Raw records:
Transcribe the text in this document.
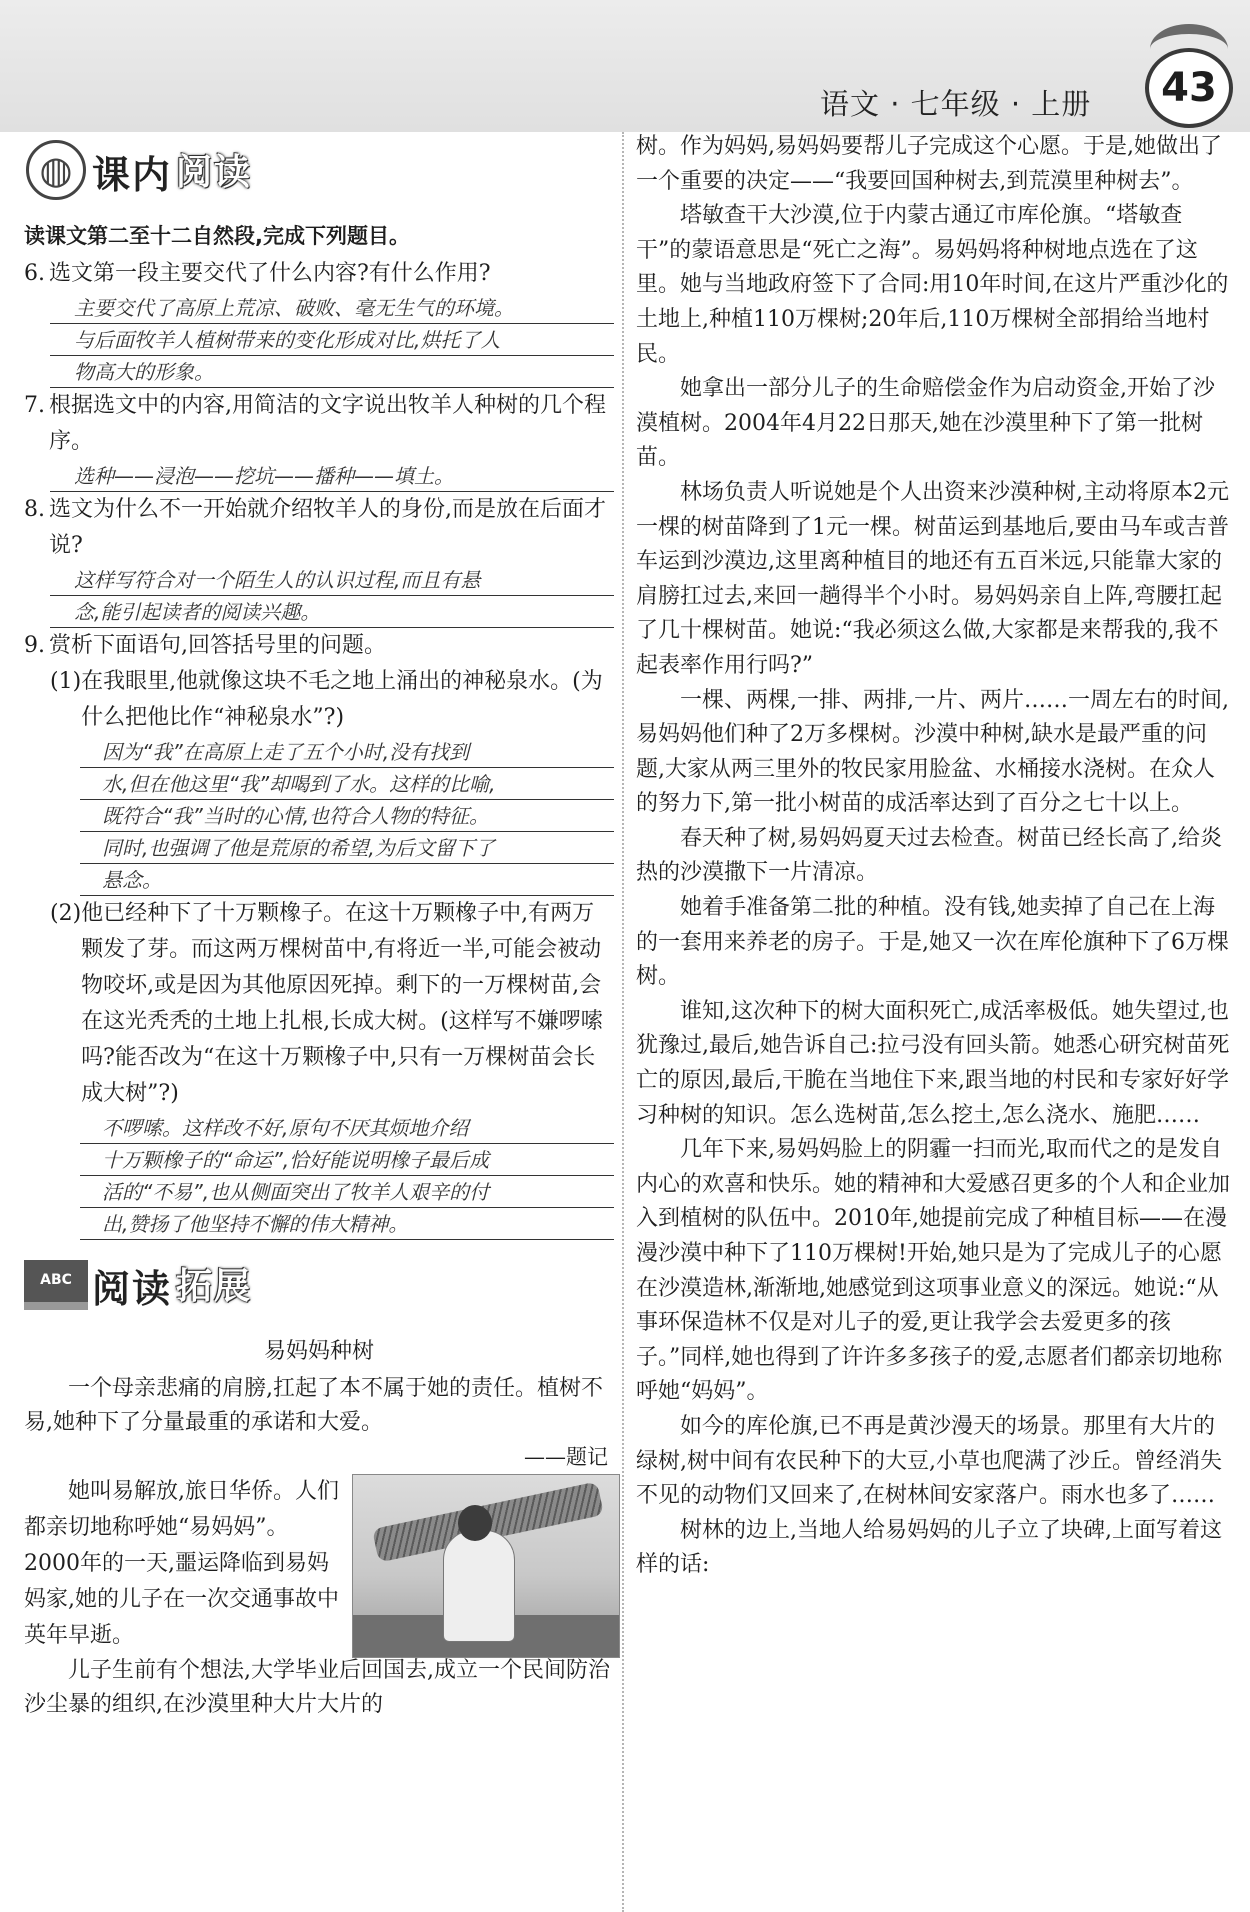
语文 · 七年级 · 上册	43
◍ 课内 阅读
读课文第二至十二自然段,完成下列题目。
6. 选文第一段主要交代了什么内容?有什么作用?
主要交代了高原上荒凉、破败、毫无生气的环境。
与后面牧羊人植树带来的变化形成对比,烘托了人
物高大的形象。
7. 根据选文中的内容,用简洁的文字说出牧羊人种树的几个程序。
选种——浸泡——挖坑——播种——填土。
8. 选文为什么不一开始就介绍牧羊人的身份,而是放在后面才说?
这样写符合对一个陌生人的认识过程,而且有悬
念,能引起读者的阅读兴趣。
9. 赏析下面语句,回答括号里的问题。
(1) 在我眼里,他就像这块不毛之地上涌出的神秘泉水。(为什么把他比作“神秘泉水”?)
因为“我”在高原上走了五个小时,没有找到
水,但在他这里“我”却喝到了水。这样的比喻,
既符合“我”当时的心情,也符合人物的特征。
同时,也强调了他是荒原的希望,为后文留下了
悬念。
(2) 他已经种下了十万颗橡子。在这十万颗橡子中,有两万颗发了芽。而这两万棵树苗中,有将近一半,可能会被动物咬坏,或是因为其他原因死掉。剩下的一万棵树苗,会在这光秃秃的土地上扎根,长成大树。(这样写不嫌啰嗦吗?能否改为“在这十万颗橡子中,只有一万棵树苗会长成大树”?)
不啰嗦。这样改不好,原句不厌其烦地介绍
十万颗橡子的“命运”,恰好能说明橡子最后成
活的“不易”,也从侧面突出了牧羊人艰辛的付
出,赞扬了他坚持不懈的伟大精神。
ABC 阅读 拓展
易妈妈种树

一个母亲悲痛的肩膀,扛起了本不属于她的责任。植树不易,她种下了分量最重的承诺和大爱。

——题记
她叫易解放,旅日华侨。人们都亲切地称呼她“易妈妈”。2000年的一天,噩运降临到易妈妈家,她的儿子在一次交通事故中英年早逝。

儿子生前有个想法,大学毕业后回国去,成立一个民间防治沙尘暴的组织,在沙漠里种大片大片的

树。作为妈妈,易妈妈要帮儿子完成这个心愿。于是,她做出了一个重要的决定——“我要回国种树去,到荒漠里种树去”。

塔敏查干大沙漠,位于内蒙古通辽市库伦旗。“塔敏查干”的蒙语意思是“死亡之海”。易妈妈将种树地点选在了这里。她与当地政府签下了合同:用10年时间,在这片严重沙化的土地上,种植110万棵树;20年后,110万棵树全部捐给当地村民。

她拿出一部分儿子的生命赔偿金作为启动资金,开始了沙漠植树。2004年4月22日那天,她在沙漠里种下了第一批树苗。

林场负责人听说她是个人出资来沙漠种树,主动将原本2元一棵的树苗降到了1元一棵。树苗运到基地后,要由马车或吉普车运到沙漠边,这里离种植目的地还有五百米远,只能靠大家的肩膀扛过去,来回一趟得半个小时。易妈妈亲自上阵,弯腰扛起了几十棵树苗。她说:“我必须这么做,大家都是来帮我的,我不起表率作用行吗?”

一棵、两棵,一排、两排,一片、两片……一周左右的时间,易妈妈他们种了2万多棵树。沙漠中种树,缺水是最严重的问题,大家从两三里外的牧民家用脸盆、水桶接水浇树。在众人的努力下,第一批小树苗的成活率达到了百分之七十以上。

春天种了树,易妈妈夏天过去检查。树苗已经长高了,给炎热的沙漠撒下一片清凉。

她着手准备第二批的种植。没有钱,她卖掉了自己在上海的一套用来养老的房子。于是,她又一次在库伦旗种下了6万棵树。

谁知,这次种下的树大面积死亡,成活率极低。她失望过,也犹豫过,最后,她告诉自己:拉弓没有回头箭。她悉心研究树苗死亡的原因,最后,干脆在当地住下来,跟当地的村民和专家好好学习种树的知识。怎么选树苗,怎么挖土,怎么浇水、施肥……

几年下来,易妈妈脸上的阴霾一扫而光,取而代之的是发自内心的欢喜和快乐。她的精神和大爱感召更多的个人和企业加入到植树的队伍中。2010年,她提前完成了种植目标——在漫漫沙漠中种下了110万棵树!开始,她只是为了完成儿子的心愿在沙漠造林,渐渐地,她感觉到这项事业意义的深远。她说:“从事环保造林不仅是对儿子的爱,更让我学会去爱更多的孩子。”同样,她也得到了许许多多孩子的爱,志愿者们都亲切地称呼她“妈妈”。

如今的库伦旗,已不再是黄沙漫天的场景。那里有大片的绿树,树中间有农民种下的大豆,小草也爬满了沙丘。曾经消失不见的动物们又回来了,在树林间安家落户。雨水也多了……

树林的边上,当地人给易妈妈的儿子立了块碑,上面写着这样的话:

WHAT IS REQUIRED
Retype the data above exactly; pictures are not part of the copy.

PROBLEM SOLUTION
Transcribe the text in this document.
语文 · 七年级 · 上册	43
◍ 课内 阅读
读课文第二至十二自然段,完成下列题目。
6. 选文第一段主要交代了什么内容?有什么作用?
主要交代了高原上荒凉、破败、毫无生气的环境。
与后面牧羊人植树带来的变化形成对比,烘托了人
物高大的形象。
7. 根据选文中的内容,用简洁的文字说出牧羊人种树的几个程序。
选种——浸泡——挖坑——播种——填土。
8. 选文为什么不一开始就介绍牧羊人的身份,而是放在后面才说?
这样写符合对一个陌生人的认识过程,而且有悬
念,能引起读者的阅读兴趣。
9. 赏析下面语句,回答括号里的问题。
(1) 在我眼里,他就像这块不毛之地上涌出的神秘泉水。(为什么把他比作“神秘泉水”?)
因为“我”在高原上走了五个小时,没有找到
水,但在他这里“我”却喝到了水。这样的比喻,
既符合“我”当时的心情,也符合人物的特征。
同时,也强调了他是荒原的希望,为后文留下了
悬念。
(2) 他已经种下了十万颗橡子。在这十万颗橡子中,有两万颗发了芽。而这两万棵树苗中,有将近一半,可能会被动物咬坏,或是因为其他原因死掉。剩下的一万棵树苗,会在这光秃秃的土地上扎根,长成大树。(这样写不嫌啰嗦吗?能否改为“在这十万颗橡子中,只有一万棵树苗会长成大树”?)
不啰嗦。这样改不好,原句不厌其烦地介绍
十万颗橡子的“命运”,恰好能说明橡子最后成
活的“不易”,也从侧面突出了牧羊人艰辛的付
出,赞扬了他坚持不懈的伟大精神。
ABC 阅读 拓展
易妈妈种树

一个母亲悲痛的肩膀,扛起了本不属于她的责任。植树不易,她种下了分量最重的承诺和大爱。

——题记
她叫易解放,旅日华侨。人们都亲切地称呼她“易妈妈”。2000年的一天,噩运降临到易妈妈家,她的儿子在一次交通事故中英年早逝。

儿子生前有个想法,大学毕业后回国去,成立一个民间防治沙尘暴的组织,在沙漠里种大片大片的

树。作为妈妈,易妈妈要帮儿子完成这个心愿。于是,她做出了一个重要的决定——“我要回国种树去,到荒漠里种树去”。

塔敏查干大沙漠,位于内蒙古通辽市库伦旗。“塔敏查干”的蒙语意思是“死亡之海”。易妈妈将种树地点选在了这里。她与当地政府签下了合同:用10年时间,在这片严重沙化的土地上,种植110万棵树;20年后,110万棵树全部捐给当地村民。

她拿出一部分儿子的生命赔偿金作为启动资金,开始了沙漠植树。2004年4月22日那天,她在沙漠里种下了第一批树苗。

林场负责人听说她是个人出资来沙漠种树,主动将原本2元一棵的树苗降到了1元一棵。树苗运到基地后,要由马车或吉普车运到沙漠边,这里离种植目的地还有五百米远,只能靠大家的肩膀扛过去,来回一趟得半个小时。易妈妈亲自上阵,弯腰扛起了几十棵树苗。她说:“我必须这么做,大家都是来帮我的,我不起表率作用行吗?”

一棵、两棵,一排、两排,一片、两片……一周左右的时间,易妈妈他们种了2万多棵树。沙漠中种树,缺水是最严重的问题,大家从两三里外的牧民家用脸盆、水桶接水浇树。在众人的努力下,第一批小树苗的成活率达到了百分之七十以上。

春天种了树,易妈妈夏天过去检查。树苗已经长高了,给炎热的沙漠撒下一片清凉。

她着手准备第二批的种植。没有钱,她卖掉了自己在上海的一套用来养老的房子。于是,她又一次在库伦旗种下了6万棵树。

谁知,这次种下的树大面积死亡,成活率极低。她失望过,也犹豫过,最后,她告诉自己:拉弓没有回头箭。她悉心研究树苗死亡的原因,最后,干脆在当地住下来,跟当地的村民和专家好好学习种树的知识。怎么选树苗,怎么挖土,怎么浇水、施肥……

几年下来,易妈妈脸上的阴霾一扫而光,取而代之的是发自内心的欢喜和快乐。她的精神和大爱感召更多的个人和企业加入到植树的队伍中。2010年,她提前完成了种植目标——在漫漫沙漠中种下了110万棵树!开始,她只是为了完成儿子的心愿在沙漠造林,渐渐地,她感觉到这项事业意义的深远。她说:“从事环保造林不仅是对儿子的爱,更让我学会去爱更多的孩子。”同样,她也得到了许许多多孩子的爱,志愿者们都亲切地称呼她“妈妈”。

如今的库伦旗,已不再是黄沙漫天的场景。那里有大片的绿树,树中间有农民种下的大豆,小草也爬满了沙丘。曾经消失不见的动物们又回来了,在树林间安家落户。雨水也多了……

树林的边上,当地人给易妈妈的儿子立了块碑,上面写着这样的话:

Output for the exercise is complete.